AIM:
From the entries below, please gather each line containing the string "should".

** BEGIN DATASET CONTENT **

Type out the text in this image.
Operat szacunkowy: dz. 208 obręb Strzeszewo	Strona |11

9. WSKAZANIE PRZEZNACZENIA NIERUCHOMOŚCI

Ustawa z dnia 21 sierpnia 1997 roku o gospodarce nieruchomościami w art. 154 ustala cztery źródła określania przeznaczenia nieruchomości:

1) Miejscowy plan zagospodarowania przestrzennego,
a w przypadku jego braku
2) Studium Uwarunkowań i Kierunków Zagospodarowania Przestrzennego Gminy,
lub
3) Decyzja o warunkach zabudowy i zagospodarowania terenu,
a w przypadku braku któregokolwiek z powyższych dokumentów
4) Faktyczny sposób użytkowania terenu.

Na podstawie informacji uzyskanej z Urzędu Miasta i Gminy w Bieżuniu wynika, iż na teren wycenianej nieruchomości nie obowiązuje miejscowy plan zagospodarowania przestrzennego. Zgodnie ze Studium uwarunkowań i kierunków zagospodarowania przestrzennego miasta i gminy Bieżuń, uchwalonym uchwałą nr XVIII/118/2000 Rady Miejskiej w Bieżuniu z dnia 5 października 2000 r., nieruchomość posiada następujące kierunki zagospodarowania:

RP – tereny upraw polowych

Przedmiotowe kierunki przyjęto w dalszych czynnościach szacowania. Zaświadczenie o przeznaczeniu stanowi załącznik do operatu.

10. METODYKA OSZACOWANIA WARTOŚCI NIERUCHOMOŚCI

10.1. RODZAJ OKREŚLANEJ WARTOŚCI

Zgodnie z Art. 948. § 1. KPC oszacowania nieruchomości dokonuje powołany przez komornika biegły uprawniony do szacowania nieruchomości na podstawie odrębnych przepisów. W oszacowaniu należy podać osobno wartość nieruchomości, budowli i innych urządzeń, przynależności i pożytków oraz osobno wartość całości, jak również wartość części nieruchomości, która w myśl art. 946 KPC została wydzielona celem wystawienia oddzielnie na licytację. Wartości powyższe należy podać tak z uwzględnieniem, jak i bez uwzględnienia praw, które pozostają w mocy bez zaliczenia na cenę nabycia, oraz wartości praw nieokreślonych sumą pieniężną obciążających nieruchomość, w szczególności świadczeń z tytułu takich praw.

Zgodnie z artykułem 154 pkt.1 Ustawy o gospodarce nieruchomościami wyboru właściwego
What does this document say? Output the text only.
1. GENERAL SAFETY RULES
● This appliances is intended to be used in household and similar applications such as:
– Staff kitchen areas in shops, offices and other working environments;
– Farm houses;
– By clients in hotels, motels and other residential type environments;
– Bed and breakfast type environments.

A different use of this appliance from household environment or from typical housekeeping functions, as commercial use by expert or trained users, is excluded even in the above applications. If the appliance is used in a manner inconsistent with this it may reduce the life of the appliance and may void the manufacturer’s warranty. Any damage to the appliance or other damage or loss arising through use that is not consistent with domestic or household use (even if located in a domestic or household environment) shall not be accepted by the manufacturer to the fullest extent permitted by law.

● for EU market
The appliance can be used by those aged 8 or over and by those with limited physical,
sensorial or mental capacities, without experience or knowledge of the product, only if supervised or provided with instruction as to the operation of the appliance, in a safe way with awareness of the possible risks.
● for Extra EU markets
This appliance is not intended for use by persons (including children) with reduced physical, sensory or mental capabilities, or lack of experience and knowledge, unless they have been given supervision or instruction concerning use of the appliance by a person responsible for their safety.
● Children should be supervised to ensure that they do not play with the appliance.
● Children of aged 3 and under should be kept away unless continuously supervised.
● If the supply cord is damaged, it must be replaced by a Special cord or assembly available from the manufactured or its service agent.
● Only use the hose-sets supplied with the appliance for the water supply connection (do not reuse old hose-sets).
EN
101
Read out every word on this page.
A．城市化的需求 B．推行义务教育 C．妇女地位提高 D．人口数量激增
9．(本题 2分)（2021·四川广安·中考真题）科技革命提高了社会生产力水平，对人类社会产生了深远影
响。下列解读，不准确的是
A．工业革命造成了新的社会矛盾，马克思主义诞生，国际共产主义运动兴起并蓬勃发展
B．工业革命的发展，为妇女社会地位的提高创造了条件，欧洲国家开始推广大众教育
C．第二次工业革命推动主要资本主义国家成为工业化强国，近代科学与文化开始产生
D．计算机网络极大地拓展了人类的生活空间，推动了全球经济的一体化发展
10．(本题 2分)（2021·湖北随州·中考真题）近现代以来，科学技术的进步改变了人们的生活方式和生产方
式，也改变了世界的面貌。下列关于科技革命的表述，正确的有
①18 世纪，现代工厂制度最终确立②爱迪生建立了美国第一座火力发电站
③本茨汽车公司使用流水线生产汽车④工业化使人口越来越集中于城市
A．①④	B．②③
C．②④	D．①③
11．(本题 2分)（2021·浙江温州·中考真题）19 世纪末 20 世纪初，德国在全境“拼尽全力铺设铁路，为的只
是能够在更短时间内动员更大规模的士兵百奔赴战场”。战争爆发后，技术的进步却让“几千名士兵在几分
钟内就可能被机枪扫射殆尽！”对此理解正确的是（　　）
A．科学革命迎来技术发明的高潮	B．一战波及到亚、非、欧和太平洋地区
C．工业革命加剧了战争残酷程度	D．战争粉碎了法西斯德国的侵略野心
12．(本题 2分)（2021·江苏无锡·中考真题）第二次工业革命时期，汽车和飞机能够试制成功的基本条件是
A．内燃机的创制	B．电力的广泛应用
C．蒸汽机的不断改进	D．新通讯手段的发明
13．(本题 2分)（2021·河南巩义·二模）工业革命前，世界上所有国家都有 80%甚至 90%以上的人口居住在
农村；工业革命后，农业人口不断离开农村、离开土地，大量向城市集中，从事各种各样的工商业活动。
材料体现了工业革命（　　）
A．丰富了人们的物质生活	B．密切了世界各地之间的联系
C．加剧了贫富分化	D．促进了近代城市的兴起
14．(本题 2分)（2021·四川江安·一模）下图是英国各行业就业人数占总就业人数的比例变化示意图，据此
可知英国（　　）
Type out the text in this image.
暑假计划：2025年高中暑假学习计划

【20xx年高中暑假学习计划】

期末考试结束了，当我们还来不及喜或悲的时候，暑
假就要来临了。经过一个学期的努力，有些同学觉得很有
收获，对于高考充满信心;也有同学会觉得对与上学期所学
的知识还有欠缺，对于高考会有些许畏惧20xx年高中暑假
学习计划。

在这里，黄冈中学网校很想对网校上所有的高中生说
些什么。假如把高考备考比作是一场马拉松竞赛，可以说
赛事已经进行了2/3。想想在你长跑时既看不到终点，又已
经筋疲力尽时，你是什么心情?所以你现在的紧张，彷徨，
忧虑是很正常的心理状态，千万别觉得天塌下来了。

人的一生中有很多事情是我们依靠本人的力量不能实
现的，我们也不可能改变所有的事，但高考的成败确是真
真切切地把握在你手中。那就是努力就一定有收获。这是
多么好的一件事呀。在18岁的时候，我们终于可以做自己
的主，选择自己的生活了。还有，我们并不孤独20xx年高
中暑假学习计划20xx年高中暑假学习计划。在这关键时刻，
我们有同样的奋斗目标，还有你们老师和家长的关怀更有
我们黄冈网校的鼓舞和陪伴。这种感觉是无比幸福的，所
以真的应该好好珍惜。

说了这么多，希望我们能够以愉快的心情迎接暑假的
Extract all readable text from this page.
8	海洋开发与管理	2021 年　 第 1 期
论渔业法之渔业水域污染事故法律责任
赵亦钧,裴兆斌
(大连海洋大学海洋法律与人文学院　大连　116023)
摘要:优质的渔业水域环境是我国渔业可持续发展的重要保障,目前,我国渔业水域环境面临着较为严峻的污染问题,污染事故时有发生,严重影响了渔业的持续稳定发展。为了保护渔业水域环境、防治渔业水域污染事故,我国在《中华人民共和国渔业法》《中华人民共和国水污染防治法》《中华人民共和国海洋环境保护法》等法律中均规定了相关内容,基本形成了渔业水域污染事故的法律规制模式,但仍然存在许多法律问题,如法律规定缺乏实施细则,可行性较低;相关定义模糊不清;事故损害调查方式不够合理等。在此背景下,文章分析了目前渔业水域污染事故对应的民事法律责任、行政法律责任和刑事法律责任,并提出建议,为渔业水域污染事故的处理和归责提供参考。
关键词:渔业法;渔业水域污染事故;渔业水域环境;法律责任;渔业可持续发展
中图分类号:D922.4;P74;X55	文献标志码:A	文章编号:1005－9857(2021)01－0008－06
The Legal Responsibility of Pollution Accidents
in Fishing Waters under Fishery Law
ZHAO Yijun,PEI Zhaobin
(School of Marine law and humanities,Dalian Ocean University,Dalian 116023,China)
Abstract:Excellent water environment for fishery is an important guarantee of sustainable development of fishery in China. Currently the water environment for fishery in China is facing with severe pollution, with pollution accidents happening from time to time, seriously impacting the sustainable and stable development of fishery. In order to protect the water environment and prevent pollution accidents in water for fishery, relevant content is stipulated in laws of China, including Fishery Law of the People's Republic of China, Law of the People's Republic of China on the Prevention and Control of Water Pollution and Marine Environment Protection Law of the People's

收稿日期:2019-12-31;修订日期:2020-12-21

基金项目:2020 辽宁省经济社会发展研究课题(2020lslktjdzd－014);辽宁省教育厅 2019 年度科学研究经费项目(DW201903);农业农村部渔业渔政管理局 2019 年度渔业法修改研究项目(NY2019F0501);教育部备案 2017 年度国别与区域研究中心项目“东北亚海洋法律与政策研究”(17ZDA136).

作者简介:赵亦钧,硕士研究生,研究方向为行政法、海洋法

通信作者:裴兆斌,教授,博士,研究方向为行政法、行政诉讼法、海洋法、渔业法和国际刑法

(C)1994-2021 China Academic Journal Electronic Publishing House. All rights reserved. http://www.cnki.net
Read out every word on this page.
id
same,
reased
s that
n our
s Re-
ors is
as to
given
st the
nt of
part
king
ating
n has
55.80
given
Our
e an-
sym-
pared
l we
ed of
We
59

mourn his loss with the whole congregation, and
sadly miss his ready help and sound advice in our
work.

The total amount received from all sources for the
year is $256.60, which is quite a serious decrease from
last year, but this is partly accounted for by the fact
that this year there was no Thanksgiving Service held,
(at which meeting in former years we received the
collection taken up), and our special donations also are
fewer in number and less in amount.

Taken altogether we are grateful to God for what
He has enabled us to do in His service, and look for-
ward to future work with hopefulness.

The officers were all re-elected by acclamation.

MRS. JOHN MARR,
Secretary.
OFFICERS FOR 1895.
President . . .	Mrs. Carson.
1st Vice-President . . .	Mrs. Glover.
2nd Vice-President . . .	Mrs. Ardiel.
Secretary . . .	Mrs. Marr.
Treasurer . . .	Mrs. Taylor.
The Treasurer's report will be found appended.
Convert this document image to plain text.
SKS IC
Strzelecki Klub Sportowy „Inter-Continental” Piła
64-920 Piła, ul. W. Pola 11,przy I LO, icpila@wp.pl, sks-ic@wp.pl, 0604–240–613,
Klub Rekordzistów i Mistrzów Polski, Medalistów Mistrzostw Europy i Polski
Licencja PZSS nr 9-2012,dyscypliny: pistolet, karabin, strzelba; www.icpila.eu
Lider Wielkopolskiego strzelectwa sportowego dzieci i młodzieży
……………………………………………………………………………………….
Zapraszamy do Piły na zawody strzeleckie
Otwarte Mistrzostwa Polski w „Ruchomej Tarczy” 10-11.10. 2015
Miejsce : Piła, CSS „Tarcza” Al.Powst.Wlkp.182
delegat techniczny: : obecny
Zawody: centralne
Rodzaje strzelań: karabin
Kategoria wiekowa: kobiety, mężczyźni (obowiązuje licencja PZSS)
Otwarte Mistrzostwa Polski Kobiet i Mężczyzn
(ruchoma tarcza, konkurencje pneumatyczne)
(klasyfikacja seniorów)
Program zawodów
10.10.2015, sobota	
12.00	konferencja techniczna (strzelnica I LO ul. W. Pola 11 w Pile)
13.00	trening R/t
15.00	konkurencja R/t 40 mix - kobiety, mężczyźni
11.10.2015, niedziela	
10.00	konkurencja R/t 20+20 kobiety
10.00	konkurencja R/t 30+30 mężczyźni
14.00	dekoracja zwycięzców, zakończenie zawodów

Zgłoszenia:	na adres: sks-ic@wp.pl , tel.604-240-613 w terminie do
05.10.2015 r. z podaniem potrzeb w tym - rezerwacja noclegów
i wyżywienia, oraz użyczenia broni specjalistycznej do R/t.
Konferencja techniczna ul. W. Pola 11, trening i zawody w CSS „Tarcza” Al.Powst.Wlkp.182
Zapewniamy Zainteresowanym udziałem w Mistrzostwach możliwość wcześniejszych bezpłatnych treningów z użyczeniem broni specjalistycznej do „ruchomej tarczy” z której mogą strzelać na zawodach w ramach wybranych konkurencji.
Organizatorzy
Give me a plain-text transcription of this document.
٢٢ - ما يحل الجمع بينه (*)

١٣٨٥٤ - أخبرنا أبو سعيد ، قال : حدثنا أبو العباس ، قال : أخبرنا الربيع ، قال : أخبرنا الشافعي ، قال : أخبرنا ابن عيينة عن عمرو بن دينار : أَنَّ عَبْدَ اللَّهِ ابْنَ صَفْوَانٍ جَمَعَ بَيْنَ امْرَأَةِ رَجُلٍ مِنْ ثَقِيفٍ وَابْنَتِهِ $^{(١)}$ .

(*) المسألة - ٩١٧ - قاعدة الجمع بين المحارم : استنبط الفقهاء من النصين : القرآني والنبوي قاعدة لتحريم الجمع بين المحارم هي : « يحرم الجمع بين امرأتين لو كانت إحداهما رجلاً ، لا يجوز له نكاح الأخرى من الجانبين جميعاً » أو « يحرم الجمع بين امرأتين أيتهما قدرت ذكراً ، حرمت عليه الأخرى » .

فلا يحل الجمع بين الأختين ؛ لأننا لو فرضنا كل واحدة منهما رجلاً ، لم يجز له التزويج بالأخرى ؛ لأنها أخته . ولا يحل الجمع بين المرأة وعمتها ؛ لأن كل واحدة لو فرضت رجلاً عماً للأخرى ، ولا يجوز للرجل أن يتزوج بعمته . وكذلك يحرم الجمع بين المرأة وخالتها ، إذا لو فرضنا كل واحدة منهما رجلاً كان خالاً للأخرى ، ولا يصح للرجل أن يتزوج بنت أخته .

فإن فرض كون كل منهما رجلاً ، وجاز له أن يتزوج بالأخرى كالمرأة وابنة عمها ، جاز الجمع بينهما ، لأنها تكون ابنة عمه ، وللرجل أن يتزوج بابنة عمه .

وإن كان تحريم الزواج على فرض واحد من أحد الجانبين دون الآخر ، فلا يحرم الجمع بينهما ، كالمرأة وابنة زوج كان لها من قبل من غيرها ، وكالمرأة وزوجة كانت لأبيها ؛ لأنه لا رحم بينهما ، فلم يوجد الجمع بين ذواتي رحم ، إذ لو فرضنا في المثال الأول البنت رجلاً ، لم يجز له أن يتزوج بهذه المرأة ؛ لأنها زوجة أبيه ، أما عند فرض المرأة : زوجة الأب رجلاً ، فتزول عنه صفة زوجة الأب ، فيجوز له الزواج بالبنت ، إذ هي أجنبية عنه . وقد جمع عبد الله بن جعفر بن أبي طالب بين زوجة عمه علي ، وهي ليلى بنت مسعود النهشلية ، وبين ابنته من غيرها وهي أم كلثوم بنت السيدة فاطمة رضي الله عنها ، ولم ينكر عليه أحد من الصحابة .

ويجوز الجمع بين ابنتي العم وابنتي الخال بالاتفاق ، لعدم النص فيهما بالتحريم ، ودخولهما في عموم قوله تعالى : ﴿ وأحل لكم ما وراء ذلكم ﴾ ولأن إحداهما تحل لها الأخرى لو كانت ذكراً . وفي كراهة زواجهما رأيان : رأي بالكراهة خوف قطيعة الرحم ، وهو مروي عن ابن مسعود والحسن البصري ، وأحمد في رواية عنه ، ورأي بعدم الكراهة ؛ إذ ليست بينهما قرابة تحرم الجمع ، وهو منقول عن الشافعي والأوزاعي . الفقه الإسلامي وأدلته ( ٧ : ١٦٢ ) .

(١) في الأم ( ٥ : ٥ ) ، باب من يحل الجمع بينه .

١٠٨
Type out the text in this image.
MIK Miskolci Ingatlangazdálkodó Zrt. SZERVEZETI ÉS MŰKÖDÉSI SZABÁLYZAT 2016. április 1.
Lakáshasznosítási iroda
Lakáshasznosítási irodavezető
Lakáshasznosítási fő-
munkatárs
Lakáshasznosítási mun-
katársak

** END DATASET CONTENT **

EXERCISE RESPONSE:
● Children should be supervised to ensure that they do not play with the appliance.
● Children of aged 3 and under should be kept away unless continuously supervised.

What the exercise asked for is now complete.